_EXERCISE_.
Select, from the data, each line where "swatch" occurs.

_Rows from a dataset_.
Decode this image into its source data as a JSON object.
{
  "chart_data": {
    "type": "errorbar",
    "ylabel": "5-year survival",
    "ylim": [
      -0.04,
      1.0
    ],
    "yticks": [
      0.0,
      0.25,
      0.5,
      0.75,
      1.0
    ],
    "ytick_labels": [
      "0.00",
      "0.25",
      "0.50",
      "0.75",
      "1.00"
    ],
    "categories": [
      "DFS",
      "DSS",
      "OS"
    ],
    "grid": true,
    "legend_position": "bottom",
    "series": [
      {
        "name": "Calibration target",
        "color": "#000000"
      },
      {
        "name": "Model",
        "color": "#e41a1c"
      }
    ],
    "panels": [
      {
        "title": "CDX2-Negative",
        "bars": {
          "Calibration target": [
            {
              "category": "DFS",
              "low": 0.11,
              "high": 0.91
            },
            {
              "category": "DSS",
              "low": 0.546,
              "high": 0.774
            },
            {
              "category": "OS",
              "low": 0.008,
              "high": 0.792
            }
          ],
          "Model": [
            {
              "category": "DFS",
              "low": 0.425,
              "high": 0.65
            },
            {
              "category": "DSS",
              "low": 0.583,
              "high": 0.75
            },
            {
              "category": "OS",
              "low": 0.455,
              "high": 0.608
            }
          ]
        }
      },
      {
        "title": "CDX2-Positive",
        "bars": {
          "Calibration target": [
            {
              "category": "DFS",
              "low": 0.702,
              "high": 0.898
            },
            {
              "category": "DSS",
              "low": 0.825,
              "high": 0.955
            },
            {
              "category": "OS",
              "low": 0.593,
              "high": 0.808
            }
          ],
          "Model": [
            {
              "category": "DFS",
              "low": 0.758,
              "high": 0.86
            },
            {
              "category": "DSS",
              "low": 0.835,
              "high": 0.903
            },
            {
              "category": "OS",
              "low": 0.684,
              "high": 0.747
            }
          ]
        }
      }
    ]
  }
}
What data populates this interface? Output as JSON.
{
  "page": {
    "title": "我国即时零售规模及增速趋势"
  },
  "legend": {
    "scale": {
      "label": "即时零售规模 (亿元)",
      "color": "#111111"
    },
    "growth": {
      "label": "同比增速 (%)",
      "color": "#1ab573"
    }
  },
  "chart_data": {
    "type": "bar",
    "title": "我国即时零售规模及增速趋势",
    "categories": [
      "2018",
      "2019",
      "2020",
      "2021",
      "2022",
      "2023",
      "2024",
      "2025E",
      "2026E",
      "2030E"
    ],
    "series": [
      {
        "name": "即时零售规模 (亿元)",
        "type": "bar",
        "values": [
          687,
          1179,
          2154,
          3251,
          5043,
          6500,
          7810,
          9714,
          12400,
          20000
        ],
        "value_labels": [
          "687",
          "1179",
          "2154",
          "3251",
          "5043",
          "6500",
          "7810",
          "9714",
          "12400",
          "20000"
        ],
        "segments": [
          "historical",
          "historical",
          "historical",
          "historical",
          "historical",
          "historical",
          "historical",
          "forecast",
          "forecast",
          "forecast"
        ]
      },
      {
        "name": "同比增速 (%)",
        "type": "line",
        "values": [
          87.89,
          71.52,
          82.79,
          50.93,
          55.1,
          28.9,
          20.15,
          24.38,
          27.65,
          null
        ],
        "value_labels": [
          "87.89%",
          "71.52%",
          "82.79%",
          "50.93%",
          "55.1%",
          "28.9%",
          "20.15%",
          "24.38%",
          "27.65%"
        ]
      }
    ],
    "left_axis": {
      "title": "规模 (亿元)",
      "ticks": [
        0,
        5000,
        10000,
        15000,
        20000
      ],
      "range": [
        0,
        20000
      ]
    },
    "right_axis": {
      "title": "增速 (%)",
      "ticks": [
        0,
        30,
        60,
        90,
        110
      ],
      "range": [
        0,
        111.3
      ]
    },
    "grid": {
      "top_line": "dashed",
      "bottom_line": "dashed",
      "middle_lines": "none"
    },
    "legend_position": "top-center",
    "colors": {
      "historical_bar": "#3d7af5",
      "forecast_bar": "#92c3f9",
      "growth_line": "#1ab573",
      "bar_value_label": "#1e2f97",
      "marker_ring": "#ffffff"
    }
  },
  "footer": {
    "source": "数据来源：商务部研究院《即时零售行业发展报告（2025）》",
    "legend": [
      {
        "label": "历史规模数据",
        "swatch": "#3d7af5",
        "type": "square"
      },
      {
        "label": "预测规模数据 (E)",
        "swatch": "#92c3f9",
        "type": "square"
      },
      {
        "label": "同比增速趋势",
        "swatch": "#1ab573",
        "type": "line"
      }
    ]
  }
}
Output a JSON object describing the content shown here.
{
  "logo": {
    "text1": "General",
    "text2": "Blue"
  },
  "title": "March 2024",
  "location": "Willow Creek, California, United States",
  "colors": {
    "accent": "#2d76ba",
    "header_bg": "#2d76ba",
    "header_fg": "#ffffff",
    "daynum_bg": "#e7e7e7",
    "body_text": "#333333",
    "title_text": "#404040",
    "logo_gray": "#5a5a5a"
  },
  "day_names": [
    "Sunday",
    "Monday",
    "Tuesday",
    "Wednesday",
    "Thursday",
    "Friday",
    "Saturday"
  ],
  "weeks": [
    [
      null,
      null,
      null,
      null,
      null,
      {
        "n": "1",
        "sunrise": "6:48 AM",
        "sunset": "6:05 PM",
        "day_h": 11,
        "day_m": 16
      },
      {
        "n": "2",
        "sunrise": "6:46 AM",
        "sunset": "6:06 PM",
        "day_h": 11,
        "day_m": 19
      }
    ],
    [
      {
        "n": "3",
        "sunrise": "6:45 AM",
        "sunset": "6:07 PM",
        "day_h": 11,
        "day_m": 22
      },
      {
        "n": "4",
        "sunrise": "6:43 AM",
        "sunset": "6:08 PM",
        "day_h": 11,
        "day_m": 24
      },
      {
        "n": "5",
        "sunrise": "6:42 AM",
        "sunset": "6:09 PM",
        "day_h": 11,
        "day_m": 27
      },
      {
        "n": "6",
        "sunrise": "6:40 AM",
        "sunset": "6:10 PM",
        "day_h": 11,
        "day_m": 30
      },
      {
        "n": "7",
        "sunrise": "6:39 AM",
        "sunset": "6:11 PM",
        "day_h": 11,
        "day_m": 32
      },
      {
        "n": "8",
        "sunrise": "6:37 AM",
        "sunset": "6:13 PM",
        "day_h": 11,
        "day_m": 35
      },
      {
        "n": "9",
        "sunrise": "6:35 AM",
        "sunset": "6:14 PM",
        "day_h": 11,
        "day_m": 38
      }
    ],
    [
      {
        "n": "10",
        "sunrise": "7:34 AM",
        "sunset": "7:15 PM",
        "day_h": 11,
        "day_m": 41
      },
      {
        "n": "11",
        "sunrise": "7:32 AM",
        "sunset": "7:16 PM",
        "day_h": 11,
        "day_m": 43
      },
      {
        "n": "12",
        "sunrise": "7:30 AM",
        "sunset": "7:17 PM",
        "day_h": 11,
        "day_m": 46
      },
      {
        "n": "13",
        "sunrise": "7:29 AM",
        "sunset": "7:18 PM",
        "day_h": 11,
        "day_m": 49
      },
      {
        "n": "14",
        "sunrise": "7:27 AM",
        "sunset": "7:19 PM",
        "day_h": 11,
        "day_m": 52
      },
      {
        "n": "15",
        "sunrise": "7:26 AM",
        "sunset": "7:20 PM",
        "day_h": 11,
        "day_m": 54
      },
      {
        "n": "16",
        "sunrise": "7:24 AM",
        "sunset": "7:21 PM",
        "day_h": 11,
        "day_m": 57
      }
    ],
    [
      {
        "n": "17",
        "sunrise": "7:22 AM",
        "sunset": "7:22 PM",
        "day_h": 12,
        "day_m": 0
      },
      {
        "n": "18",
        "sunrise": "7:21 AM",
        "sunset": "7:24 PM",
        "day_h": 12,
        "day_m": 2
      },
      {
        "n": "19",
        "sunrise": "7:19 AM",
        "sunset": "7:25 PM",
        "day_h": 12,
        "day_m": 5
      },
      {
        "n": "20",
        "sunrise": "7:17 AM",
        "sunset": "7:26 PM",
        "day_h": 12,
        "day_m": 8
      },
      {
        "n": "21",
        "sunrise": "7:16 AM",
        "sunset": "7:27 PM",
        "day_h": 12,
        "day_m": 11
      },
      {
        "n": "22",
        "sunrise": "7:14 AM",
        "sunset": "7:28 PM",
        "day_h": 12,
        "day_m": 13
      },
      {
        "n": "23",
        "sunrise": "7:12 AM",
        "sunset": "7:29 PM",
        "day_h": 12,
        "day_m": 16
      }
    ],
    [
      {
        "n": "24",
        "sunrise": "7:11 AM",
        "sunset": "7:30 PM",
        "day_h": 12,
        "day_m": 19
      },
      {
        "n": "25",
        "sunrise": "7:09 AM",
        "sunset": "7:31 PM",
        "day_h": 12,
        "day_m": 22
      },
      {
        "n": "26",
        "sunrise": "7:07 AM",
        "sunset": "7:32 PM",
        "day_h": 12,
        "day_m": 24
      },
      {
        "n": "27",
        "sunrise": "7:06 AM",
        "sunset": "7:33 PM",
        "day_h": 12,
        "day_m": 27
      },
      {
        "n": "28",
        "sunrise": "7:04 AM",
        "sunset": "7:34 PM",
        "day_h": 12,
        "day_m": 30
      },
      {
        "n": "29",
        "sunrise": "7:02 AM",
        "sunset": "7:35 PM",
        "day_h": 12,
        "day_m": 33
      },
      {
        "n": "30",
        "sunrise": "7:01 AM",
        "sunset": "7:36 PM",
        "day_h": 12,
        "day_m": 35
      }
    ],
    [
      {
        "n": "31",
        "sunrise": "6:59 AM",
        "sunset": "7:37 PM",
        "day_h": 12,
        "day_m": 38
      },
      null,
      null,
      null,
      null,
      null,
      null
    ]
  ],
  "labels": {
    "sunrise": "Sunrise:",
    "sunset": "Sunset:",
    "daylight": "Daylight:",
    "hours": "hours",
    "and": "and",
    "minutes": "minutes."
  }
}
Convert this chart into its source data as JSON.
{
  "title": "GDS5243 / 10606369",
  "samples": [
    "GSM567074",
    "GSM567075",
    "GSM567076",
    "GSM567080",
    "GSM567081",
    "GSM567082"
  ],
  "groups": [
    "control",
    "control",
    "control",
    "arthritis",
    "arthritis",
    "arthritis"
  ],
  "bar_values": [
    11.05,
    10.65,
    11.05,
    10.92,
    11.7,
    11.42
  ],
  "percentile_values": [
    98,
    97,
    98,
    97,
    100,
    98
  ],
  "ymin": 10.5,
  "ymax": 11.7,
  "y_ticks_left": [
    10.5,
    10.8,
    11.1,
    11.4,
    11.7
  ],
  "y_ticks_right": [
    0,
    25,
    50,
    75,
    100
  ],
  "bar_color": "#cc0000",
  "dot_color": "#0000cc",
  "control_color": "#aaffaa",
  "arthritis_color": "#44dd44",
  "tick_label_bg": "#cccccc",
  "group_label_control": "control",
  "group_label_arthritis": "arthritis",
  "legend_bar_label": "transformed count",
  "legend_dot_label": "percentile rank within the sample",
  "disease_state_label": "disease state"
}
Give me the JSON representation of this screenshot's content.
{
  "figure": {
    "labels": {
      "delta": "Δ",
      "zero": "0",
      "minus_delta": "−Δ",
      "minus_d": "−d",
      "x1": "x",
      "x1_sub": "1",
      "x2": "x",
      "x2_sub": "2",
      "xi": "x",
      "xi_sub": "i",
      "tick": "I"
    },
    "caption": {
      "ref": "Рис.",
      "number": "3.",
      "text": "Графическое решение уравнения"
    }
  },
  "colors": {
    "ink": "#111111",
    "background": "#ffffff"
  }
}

_OUTPUT FOR THIS EXERCISE_.
        "swatch": "#3d7af5",
        "swatch": "#92c3f9",
        "swatch": "#1ab573",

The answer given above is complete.